## SHORT TASK
Quote every line below exactly as it reads.

## EXERCISE INPUT

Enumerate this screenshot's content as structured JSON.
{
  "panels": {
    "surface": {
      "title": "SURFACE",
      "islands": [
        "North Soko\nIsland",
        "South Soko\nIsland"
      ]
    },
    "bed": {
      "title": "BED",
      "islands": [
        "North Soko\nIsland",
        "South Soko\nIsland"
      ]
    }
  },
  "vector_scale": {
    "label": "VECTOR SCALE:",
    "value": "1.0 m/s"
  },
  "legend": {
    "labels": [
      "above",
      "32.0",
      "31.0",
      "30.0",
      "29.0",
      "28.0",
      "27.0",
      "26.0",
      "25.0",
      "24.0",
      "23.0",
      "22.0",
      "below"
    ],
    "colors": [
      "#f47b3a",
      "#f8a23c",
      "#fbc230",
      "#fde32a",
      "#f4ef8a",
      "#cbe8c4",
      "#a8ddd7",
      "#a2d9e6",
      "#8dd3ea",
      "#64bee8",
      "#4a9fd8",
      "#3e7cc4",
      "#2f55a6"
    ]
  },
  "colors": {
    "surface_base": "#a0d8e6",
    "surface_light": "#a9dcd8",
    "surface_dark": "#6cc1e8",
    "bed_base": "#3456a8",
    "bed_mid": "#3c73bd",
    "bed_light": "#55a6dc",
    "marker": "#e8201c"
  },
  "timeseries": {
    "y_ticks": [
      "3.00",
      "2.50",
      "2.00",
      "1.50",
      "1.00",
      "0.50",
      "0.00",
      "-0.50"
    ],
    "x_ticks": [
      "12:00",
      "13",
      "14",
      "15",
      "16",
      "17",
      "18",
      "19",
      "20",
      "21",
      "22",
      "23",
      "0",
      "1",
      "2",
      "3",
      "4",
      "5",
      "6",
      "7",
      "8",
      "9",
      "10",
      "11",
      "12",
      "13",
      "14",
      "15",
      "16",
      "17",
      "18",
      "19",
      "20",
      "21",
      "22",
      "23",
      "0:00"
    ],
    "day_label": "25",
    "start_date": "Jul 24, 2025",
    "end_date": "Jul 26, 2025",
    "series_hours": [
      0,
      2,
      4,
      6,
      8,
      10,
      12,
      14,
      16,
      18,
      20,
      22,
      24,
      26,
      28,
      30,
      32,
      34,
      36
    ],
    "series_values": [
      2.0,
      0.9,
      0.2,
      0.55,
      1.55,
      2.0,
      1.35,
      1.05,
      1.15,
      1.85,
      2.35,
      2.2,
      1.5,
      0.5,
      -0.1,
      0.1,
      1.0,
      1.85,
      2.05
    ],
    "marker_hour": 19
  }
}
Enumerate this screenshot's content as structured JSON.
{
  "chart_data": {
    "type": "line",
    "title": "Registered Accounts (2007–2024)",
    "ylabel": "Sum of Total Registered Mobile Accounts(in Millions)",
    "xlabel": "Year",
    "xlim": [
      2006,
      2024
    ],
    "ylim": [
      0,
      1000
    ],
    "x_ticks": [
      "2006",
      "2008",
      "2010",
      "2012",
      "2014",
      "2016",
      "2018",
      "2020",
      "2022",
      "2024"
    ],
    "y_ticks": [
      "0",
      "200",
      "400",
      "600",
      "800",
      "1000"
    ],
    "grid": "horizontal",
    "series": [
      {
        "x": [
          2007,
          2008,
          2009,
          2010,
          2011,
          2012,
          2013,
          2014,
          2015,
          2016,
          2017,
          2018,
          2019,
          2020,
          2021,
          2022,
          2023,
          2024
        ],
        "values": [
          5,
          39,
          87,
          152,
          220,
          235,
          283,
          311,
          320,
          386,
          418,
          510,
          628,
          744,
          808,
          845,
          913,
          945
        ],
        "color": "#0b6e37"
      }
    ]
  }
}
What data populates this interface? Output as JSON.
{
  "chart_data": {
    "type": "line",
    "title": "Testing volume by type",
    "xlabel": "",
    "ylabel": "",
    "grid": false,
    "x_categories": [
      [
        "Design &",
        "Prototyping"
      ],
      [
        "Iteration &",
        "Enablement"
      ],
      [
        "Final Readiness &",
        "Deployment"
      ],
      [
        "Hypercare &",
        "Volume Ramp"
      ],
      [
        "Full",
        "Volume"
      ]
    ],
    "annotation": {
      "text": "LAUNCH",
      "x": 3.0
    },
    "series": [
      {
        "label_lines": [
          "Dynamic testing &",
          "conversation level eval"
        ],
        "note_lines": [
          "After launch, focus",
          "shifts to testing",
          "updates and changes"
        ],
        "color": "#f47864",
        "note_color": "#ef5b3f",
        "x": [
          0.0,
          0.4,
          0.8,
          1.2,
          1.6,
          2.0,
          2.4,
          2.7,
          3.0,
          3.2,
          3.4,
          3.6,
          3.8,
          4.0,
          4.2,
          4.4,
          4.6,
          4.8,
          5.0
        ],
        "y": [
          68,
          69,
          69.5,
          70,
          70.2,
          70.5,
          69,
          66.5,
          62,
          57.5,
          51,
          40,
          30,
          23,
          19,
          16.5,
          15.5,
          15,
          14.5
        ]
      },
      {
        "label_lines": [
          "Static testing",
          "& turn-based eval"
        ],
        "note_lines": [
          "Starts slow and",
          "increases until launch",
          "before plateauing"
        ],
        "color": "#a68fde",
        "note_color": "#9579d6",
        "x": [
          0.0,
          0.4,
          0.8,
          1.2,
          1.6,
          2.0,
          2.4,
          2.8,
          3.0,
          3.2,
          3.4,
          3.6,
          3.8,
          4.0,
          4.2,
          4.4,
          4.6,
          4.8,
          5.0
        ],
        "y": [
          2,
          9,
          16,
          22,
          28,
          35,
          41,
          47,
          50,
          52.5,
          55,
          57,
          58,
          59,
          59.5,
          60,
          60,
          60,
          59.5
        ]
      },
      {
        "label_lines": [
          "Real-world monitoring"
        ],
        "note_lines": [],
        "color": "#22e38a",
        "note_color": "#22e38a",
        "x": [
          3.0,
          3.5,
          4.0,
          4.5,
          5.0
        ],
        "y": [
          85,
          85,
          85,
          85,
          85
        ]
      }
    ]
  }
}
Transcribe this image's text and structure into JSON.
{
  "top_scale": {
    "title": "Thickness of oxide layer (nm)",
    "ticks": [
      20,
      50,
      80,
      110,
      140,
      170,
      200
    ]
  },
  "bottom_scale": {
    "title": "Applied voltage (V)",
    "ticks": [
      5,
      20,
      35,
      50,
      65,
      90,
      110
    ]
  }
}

## TASK RESPONSE
Enumerate this screenshot's content as structured JSON.
{
  "panels": {
    "surface": {
      "title": "SURFACE",
      "islands": [
        "North Soko\nIsland",
        "South Soko\nIsland"
      ]
    },
    "bed": {
      "title": "BED",
      "islands": [
        "North Soko\nIsland",
        "South Soko\nIsland"
      ]
    }
  },
  "vector_scale": {
    "label": "VECTOR SCALE:",
    "value": "1.0 m/s"
  },
  "legend": {
    "labels": [
      "above",
      "32.0",
      "31.0",
      "30.0",
      "29.0",
      "28.0",
      "27.0",
      "26.0",
      "25.0",
      "24.0",
      "23.0",
      "22.0",
      "below"
    ],
    "colors": [
      "#f47b3a",
      "#f8a23c",
      "#fbc230",
      "#fde32a",
      "#f4ef8a",
      "#cbe8c4",
      "#a8ddd7",
      "#a2d9e6",
      "#8dd3ea",
      "#64bee8",
      "#4a9fd8",
      "#3e7cc4",
      "#2f55a6"
    ]
  },
  "colors": {
    "surface_base": "#a0d8e6",
    "surface_light": "#a9dcd8",
    "surface_dark": "#6cc1e8",
    "bed_base": "#3456a8",
    "bed_mid": "#3c73bd",
    "bed_light": "#55a6dc",
    "marker": "#e8201c"
  },
  "timeseries": {
    "y_ticks": [
      "3.00",
      "2.50",
      "2.00",
      "1.50",
      "1.00",
      "0.50",
      "0.00",
      "-0.50"
    ],
    "x_ticks": [
      "12:00",
      "13",
      "14",
      "15",
      "16",
      "17",
      "18",
      "19",
      "20",
      "21",
      "22",
      "23",
      "0",
      "1",
      "2",
      "3",
      "4",
      "5",
      "6",
      "7",
      "8",
      "9",
      "10",
      "11",
      "12",
      "13",
      "14",
      "15",
      "16",
      "17",
      "18",
      "19",
      "20",
      "21",
      "22",
      "23",
      "0:00"
    ],
    "day_label": "25",
    "start_date": "Jul 24, 2025",
    "end_date": "Jul 26, 2025",
    "series_hours": [
      0,
      2,
      4,
      6,
      8,
      10,
      12,
      14,
      16,
      18,
      20,
      22,
      24,
      26,
      28,
      30,
      32,
      34,
      36
    ],
    "series_values": [
      2.0,
      0.9,
      0.2,
      0.55,
      1.55,
      2.0,
      1.35,
      1.05,
      1.15,
      1.85,
      2.35,
      2.2,
      1.5,
      0.5,
      -0.1,
      0.1,
      1.0,
      1.85,
      2.05
    ],
    "marker_hour": 19
  }
}
Enumerate this screenshot's content as structured JSON.
{
  "chart_data": {
    "type": "line",
    "title": "Registered Accounts (2007–2024)",
    "ylabel": "Sum of Total Registered Mobile Accounts(in Millions)",
    "xlabel": "Year",
    "xlim": [
      2006,
      2024
    ],
    "ylim": [
      0,
      1000
    ],
    "x_ticks": [
      "2006",
      "2008",
      "2010",
      "2012",
      "2014",
      "2016",
      "2018",
      "2020",
      "2022",
      "2024"
    ],
    "y_ticks": [
      "0",
      "200",
      "400",
      "600",
      "800",
      "1000"
    ],
    "grid": "horizontal",
    "series": [
      {
        "x": [
          2007,
          2008,
          2009,
          2010,
          2011,
          2012,
          2013,
          2014,
          2015,
          2016,
          2017,
          2018,
          2019,
          2020,
          2021,
          2022,
          2023,
          2024
        ],
        "values": [
          5,
          39,
          87,
          152,
          220,
          235,
          283,
          311,
          320,
          386,
          418,
          510,
          628,
          744,
          808,
          845,
          913,
          945
        ],
        "color": "#0b6e37"
      }
    ]
  }
}
What data populates this interface? Output as JSON.
{
  "chart_data": {
    "type": "line",
    "title": "Testing volume by type",
    "xlabel": "",
    "ylabel": "",
    "grid": false,
    "x_categories": [
      [
        "Design &",
        "Prototyping"
      ],
      [
        "Iteration &",
        "Enablement"
      ],
      [
        "Final Readiness &",
        "Deployment"
      ],
      [
        "Hypercare &",
        "Volume Ramp"
      ],
      [
        "Full",
        "Volume"
      ]
    ],
    "annotation": {
      "text": "LAUNCH",
      "x": 3.0
    },
    "series": [
      {
        "label_lines": [
          "Dynamic testing &",
          "conversation level eval"
        ],
        "note_lines": [
          "After launch, focus",
          "shifts to testing",
          "updates and changes"
        ],
        "color": "#f47864",
        "note_color": "#ef5b3f",
        "x": [
          0.0,
          0.4,
          0.8,
          1.2,
          1.6,
          2.0,
          2.4,
          2.7,
          3.0,
          3.2,
          3.4,
          3.6,
          3.8,
          4.0,
          4.2,
          4.4,
          4.6,
          4.8,
          5.0
        ],
        "y": [
          68,
          69,
          69.5,
          70,
          70.2,
          70.5,
          69,
          66.5,
          62,
          57.5,
          51,
          40,
          30,
          23,
          19,
          16.5,
          15.5,
          15,
          14.5
        ]
      },
      {
        "label_lines": [
          "Static testing",
          "& turn-based eval"
        ],
        "note_lines": [
          "Starts slow and",
          "increases until launch",
          "before plateauing"
        ],
        "color": "#a68fde",
        "note_color": "#9579d6",
        "x": [
          0.0,
          0.4,
          0.8,
          1.2,
          1.6,
          2.0,
          2.4,
          2.8,
          3.0,
          3.2,
          3.4,
          3.6,
          3.8,
          4.0,
          4.2,
          4.4,
          4.6,
          4.8,
          5.0
        ],
        "y": [
          2,
          9,
          16,
          22,
          28,
          35,
          41,
          47,
          50,
          52.5,
          55,
          57,
          58,
          59,
          59.5,
          60,
          60,
          60,
          59.5
        ]
      },
      {
        "label_lines": [
          "Real-world monitoring"
        ],
        "note_lines": [],
        "color": "#22e38a",
        "note_color": "#22e38a",
        "x": [
          3.0,
          3.5,
          4.0,
          4.5,
          5.0
        ],
        "y": [
          85,
          85,
          85,
          85,
          85
        ]
      }
    ]
  }
}
Transcribe this image's text and structure into JSON.
{
  "top_scale": {
    "title": "Thickness of oxide layer (nm)",
    "ticks": [
      20,
      50,
      80,
      110,
      140,
      170,
      200
    ]
  },
  "bottom_scale": {
    "title": "Applied voltage (V)",
    "ticks": [
      5,
      20,
      35,
      50,
      65,
      90,
      110
    ]
  }
}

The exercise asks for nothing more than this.